(Collected data)
## BEGIN
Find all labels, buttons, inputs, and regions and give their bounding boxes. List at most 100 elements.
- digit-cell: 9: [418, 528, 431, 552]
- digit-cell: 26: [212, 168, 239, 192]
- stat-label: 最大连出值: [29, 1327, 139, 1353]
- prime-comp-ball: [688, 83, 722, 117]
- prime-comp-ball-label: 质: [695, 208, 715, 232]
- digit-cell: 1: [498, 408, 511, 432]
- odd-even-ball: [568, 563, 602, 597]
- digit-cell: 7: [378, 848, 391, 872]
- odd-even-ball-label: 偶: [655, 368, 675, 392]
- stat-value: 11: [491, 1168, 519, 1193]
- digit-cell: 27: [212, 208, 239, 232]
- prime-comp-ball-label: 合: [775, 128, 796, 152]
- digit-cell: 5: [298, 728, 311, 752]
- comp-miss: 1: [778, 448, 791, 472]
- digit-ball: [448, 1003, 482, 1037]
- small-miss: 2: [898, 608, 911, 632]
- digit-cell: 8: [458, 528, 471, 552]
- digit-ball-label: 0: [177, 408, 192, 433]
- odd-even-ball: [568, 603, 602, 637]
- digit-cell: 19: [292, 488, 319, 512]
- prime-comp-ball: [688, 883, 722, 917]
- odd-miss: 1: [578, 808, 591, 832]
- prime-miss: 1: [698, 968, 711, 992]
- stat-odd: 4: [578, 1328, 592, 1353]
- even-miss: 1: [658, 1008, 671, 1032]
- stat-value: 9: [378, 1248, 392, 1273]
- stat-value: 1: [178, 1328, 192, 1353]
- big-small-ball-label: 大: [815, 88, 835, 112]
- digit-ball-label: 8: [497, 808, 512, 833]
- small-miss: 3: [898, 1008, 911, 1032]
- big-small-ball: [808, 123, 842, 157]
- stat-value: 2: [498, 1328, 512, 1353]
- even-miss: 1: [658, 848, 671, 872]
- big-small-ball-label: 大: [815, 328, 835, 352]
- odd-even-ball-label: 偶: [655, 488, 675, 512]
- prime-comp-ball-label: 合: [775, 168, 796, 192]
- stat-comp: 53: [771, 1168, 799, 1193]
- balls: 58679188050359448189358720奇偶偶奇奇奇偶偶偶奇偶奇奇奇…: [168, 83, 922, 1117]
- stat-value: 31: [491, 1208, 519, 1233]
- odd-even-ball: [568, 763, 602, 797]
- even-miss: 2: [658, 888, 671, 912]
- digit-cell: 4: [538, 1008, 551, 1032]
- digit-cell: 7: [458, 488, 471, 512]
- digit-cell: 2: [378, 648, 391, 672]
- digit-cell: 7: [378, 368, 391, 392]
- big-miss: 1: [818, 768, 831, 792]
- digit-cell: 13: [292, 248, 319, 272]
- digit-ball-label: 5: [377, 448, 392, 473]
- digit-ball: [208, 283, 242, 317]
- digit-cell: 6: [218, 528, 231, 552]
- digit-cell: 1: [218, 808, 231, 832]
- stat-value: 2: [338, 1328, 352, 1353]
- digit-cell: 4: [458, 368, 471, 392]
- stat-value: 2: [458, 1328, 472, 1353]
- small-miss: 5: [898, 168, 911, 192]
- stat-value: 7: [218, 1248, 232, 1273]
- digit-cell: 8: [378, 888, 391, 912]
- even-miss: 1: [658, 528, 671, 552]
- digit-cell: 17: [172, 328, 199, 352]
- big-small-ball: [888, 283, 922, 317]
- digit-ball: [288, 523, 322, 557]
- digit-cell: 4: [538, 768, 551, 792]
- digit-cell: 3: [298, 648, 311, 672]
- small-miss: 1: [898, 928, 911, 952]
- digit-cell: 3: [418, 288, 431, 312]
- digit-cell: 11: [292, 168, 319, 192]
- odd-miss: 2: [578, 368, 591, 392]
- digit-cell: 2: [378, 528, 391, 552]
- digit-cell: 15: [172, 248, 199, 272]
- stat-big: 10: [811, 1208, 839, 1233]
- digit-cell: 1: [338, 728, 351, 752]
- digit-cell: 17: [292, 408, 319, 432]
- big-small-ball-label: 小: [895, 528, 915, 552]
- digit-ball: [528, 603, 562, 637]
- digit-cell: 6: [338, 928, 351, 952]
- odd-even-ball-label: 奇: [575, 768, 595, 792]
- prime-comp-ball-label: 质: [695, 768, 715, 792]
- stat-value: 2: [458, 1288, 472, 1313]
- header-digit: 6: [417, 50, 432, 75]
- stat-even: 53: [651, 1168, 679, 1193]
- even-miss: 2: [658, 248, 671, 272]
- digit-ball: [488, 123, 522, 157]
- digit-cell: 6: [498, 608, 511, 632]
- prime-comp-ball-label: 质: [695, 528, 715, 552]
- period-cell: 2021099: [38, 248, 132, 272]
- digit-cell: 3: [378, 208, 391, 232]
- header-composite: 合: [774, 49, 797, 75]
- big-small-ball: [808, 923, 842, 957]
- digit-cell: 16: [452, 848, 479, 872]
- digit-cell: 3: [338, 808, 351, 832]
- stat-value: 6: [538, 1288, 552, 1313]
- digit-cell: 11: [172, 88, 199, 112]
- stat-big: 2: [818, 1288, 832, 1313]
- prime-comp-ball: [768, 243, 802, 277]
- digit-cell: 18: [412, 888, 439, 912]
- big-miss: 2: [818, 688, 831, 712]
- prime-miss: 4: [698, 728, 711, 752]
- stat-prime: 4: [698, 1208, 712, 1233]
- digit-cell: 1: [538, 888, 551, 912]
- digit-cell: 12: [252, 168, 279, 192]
## END
[EXERCISE GOAL]:
Reproduce every one of these lines verbatim, with nothing changed.

[CORRECT ANSWER]:
Find all labels, buttons, inputs, and regions and give their bounding boxes. List at most 100 elements.
- digit-cell: 9: [418, 528, 431, 552]
- digit-cell: 26: [212, 168, 239, 192]
- stat-label: 最大连出值: [29, 1327, 139, 1353]
- prime-comp-ball: [688, 83, 722, 117]
- prime-comp-ball-label: 质: [695, 208, 715, 232]
- digit-cell: 1: [498, 408, 511, 432]
- odd-even-ball: [568, 563, 602, 597]
- digit-cell: 7: [378, 848, 391, 872]
- odd-even-ball-label: 偶: [655, 368, 675, 392]
- stat-value: 11: [491, 1168, 519, 1193]
- digit-cell: 27: [212, 208, 239, 232]
- prime-comp-ball-label: 合: [775, 128, 796, 152]
- digit-cell: 5: [298, 728, 311, 752]
- comp-miss: 1: [778, 448, 791, 472]
- digit-ball: [448, 1003, 482, 1037]
- small-miss: 2: [898, 608, 911, 632]
- digit-cell: 8: [458, 528, 471, 552]
- digit-ball-label: 0: [177, 408, 192, 433]
- odd-even-ball: [568, 603, 602, 637]
- digit-cell: 19: [292, 488, 319, 512]
- prime-comp-ball: [688, 883, 722, 917]
- odd-miss: 1: [578, 808, 591, 832]
- prime-miss: 1: [698, 968, 711, 992]
- stat-odd: 4: [578, 1328, 592, 1353]
- even-miss: 1: [658, 1008, 671, 1032]
- stat-value: 9: [378, 1248, 392, 1273]
- stat-value: 1: [178, 1328, 192, 1353]
- big-small-ball-label: 大: [815, 88, 835, 112]
- digit-ball-label: 8: [497, 808, 512, 833]
- small-miss: 3: [898, 1008, 911, 1032]
- big-small-ball: [808, 123, 842, 157]
- stat-value: 2: [498, 1328, 512, 1353]
- even-miss: 1: [658, 848, 671, 872]
- big-small-ball-label: 大: [815, 328, 835, 352]
- odd-even-ball-label: 偶: [655, 488, 675, 512]
- prime-comp-ball-label: 合: [775, 168, 796, 192]
- stat-comp: 53: [771, 1168, 799, 1193]
- balls: 58679188050359448189358720奇偶偶奇奇奇偶偶偶奇偶奇奇奇…: [168, 83, 922, 1117]
- stat-value: 31: [491, 1208, 519, 1233]
- odd-even-ball: [568, 763, 602, 797]
- even-miss: 2: [658, 888, 671, 912]
- digit-cell: 4: [538, 1008, 551, 1032]
- digit-cell: 7: [458, 488, 471, 512]
- digit-cell: 2: [378, 648, 391, 672]
- digit-cell: 7: [378, 368, 391, 392]
- big-miss: 1: [818, 768, 831, 792]
- digit-cell: 13: [292, 248, 319, 272]
- digit-ball-label: 5: [377, 448, 392, 473]
- digit-ball: [208, 283, 242, 317]
- digit-cell: 6: [218, 528, 231, 552]
- digit-cell: 1: [218, 808, 231, 832]
- stat-value: 2: [338, 1328, 352, 1353]
- digit-cell: 4: [458, 368, 471, 392]
- stat-value: 2: [458, 1328, 472, 1353]
- small-miss: 5: [898, 168, 911, 192]
- stat-value: 7: [218, 1248, 232, 1273]
- digit-cell: 8: [378, 888, 391, 912]
- even-miss: 1: [658, 528, 671, 552]
- digit-cell: 17: [172, 328, 199, 352]
- big-small-ball: [888, 283, 922, 317]
- digit-ball: [288, 523, 322, 557]
- digit-cell: 4: [538, 768, 551, 792]
- digit-cell: 3: [298, 648, 311, 672]
- small-miss: 1: [898, 928, 911, 952]
- digit-cell: 3: [418, 288, 431, 312]
- digit-cell: 11: [292, 168, 319, 192]
- odd-miss: 2: [578, 368, 591, 392]
- digit-cell: 2: [378, 528, 391, 552]
- digit-cell: 15: [172, 248, 199, 272]
- stat-big: 10: [811, 1208, 839, 1233]
- digit-cell: 1: [338, 728, 351, 752]
- digit-cell: 17: [292, 408, 319, 432]
- big-small-ball-label: 小: [895, 528, 915, 552]
- digit-ball: [528, 603, 562, 637]
- digit-cell: 6: [338, 928, 351, 952]
- odd-even-ball-label: 奇: [575, 768, 595, 792]
- prime-comp-ball-label: 质: [695, 768, 715, 792]
- stat-value: 2: [458, 1288, 472, 1313]
- header-digit: 6: [417, 50, 432, 75]
- stat-even: 53: [651, 1168, 679, 1193]
- even-miss: 2: [658, 248, 671, 272]
- digit-ball: [488, 123, 522, 157]
- digit-cell: 6: [498, 608, 511, 632]
- prime-comp-ball-label: 质: [695, 528, 715, 552]
- period-cell: 2021099: [38, 248, 132, 272]
- digit-cell: 3: [378, 208, 391, 232]
- header-composite: 合: [774, 49, 797, 75]
- big-small-ball: [808, 923, 842, 957]
- digit-cell: 16: [452, 848, 479, 872]
- digit-cell: 3: [338, 808, 351, 832]
- stat-value: 6: [538, 1288, 552, 1313]
- digit-cell: 11: [172, 88, 199, 112]
- stat-big: 2: [818, 1288, 832, 1313]
- prime-comp-ball: [768, 243, 802, 277]
- digit-cell: 18: [412, 888, 439, 912]
- big-miss: 2: [818, 688, 831, 712]
- prime-miss: 4: [698, 728, 711, 752]
- stat-prime: 4: [698, 1208, 712, 1233]
- digit-cell: 1: [538, 888, 551, 912]
- digit-cell: 12: [252, 168, 279, 192]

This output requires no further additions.